Your goal
Transcribe every one of the entries below verbatim, line by line, without altering any text or coordinates.

Entries supplied
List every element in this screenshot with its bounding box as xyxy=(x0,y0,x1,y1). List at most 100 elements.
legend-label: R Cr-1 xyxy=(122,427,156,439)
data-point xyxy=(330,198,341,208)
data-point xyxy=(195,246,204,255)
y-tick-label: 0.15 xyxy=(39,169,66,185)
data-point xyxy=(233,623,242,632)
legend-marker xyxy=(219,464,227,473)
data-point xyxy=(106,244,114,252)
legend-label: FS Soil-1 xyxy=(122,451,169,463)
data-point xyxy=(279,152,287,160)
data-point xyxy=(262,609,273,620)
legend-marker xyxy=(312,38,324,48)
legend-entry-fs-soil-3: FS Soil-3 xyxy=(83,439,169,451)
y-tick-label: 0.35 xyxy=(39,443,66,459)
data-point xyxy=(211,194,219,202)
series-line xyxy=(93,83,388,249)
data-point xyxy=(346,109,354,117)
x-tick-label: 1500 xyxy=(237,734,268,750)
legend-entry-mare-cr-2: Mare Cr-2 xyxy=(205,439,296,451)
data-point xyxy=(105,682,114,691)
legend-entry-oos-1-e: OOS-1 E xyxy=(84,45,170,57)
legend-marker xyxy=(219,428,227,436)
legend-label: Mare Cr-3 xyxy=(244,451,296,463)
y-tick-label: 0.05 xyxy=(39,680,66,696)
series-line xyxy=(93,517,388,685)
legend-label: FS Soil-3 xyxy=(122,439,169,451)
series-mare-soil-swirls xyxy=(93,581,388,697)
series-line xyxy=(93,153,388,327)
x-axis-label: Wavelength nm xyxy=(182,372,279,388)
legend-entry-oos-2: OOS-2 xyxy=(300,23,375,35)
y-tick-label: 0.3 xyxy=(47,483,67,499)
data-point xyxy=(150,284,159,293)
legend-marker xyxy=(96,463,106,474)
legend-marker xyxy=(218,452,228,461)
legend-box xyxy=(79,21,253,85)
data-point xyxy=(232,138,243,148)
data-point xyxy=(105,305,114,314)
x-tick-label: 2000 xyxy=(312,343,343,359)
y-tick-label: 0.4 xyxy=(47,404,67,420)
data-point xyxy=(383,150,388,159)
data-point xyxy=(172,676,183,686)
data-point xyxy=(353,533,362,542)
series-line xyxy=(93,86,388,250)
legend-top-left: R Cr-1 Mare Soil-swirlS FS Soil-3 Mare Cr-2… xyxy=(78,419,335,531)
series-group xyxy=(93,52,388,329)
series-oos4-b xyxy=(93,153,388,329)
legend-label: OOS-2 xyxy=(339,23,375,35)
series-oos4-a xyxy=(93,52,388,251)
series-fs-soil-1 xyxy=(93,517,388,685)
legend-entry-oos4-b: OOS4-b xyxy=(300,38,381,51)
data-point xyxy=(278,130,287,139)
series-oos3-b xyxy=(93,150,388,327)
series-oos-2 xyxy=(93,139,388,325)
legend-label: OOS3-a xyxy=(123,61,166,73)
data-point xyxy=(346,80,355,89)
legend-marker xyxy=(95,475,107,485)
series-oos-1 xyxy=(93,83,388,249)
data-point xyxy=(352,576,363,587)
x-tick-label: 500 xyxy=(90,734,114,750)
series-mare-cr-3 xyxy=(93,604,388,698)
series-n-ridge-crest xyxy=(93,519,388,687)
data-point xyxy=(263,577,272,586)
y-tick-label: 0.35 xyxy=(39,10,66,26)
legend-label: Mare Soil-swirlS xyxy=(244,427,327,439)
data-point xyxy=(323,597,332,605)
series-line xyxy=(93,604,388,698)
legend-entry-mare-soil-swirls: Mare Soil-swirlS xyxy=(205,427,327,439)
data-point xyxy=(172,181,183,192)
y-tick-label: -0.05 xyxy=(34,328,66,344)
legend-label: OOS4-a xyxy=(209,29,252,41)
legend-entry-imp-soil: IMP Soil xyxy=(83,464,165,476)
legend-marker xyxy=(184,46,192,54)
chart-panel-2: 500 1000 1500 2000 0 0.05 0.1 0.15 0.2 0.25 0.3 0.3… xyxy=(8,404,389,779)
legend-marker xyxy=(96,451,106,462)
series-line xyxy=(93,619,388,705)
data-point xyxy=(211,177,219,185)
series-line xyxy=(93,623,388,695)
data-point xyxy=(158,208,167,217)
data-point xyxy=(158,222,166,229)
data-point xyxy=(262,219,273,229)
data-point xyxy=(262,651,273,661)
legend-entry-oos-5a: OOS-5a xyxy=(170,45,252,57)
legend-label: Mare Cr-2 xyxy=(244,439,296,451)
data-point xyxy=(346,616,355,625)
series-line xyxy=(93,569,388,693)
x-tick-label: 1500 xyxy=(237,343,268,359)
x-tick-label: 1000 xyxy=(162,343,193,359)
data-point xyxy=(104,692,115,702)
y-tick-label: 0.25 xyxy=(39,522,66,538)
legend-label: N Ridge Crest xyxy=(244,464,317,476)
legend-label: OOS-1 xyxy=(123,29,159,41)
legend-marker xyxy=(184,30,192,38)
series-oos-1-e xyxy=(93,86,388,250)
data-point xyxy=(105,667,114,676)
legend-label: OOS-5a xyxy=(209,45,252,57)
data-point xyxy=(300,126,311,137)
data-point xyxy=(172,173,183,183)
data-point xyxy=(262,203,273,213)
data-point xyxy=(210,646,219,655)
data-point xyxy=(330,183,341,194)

Reply to the task
List every element in this screenshot with its bounding box as xyxy=(x0,y0,x1,y1). List at most 100 elements.
legend-label: R Cr-1 xyxy=(122,427,156,439)
data-point xyxy=(330,198,341,208)
data-point xyxy=(195,246,204,255)
y-tick-label: 0.15 xyxy=(39,169,66,185)
data-point xyxy=(233,623,242,632)
legend-marker xyxy=(219,464,227,473)
data-point xyxy=(106,244,114,252)
legend-label: FS Soil-1 xyxy=(122,451,169,463)
data-point xyxy=(279,152,287,160)
data-point xyxy=(262,609,273,620)
legend-marker xyxy=(312,38,324,48)
legend-entry-fs-soil-3: FS Soil-3 xyxy=(83,439,169,451)
y-tick-label: 0.35 xyxy=(39,443,66,459)
data-point xyxy=(211,194,219,202)
series-line xyxy=(93,83,388,249)
data-point xyxy=(346,109,354,117)
x-tick-label: 1500 xyxy=(237,734,268,750)
legend-entry-mare-cr-2: Mare Cr-2 xyxy=(205,439,296,451)
data-point xyxy=(105,682,114,691)
legend-entry-oos-1-e: OOS-1 E xyxy=(84,45,170,57)
legend-marker xyxy=(219,428,227,436)
legend-label: Mare Cr-3 xyxy=(244,451,296,463)
y-tick-label: 0.05 xyxy=(39,680,66,696)
series-line xyxy=(93,517,388,685)
legend-label: FS Soil-3 xyxy=(122,439,169,451)
series-mare-soil-swirls xyxy=(93,581,388,697)
series-line xyxy=(93,153,388,327)
x-axis-label: Wavelength nm xyxy=(182,372,279,388)
legend-entry-oos-2: OOS-2 xyxy=(300,23,375,35)
y-tick-label: 0.3 xyxy=(47,483,67,499)
data-point xyxy=(150,284,159,293)
legend-marker xyxy=(96,463,106,474)
legend-marker xyxy=(218,452,228,461)
legend-box xyxy=(79,21,253,85)
data-point xyxy=(232,138,243,148)
data-point xyxy=(105,305,114,314)
x-tick-label: 2000 xyxy=(312,343,343,359)
y-tick-label: 0.4 xyxy=(47,404,67,420)
data-point xyxy=(383,150,388,159)
data-point xyxy=(172,676,183,686)
data-point xyxy=(353,533,362,542)
series-line xyxy=(93,86,388,250)
legend-top-left: R Cr-1 Mare Soil-swirlS FS Soil-3 Mare Cr-2… xyxy=(78,419,335,531)
series-group xyxy=(93,52,388,329)
series-oos4-b xyxy=(93,153,388,329)
legend-label: OOS-2 xyxy=(339,23,375,35)
series-oos4-a xyxy=(93,52,388,251)
series-fs-soil-1 xyxy=(93,517,388,685)
legend-entry-oos4-b: OOS4-b xyxy=(300,38,381,51)
data-point xyxy=(278,130,287,139)
series-oos3-b xyxy=(93,150,388,327)
series-oos-2 xyxy=(93,139,388,325)
legend-label: OOS3-a xyxy=(123,61,166,73)
data-point xyxy=(346,80,355,89)
legend-marker xyxy=(95,475,107,485)
series-oos-1 xyxy=(93,83,388,249)
data-point xyxy=(352,576,363,587)
x-tick-label: 500 xyxy=(90,734,114,750)
series-mare-cr-3 xyxy=(93,604,388,698)
series-n-ridge-crest xyxy=(93,519,388,687)
data-point xyxy=(263,577,272,586)
y-tick-label: 0.35 xyxy=(39,10,66,26)
legend-label: Mare Soil-swirlS xyxy=(244,427,327,439)
data-point xyxy=(323,597,332,605)
series-line xyxy=(93,604,388,698)
legend-entry-mare-soil-swirls: Mare Soil-swirlS xyxy=(205,427,327,439)
data-point xyxy=(172,181,183,192)
y-tick-label: -0.05 xyxy=(34,328,66,344)
legend-label: OOS4-a xyxy=(209,29,252,41)
legend-entry-imp-soil: IMP Soil xyxy=(83,464,165,476)
legend-marker xyxy=(184,46,192,54)
chart-panel-2: 500 1000 1500 2000 0 0.05 0.1 0.15 0.2 0.25 0.3 0.3… xyxy=(8,404,389,779)
legend-marker xyxy=(96,451,106,462)
series-line xyxy=(93,619,388,705)
data-point xyxy=(211,177,219,185)
series-line xyxy=(93,623,388,695)
data-point xyxy=(158,208,167,217)
data-point xyxy=(158,222,166,229)
data-point xyxy=(262,219,273,229)
data-point xyxy=(262,651,273,661)
legend-entry-oos-5a: OOS-5a xyxy=(170,45,252,57)
legend-label: Mare Cr-2 xyxy=(244,439,296,451)
data-point xyxy=(346,616,355,625)
series-line xyxy=(93,569,388,693)
x-tick-label: 1500 xyxy=(237,343,268,359)
x-tick-label: 1000 xyxy=(162,343,193,359)
data-point xyxy=(104,692,115,702)
y-tick-label: 0.25 xyxy=(39,522,66,538)
legend-label: N Ridge Crest xyxy=(244,464,317,476)
legend-label: OOS-1 xyxy=(123,29,159,41)
legend-marker xyxy=(184,30,192,38)
series-oos-1-e xyxy=(93,86,388,250)
data-point xyxy=(105,667,114,676)
legend-label: OOS-5a xyxy=(209,45,252,57)
data-point xyxy=(300,126,311,137)
data-point xyxy=(172,173,183,183)
data-point xyxy=(262,203,273,213)
data-point xyxy=(210,646,219,655)
data-point xyxy=(330,183,341,194)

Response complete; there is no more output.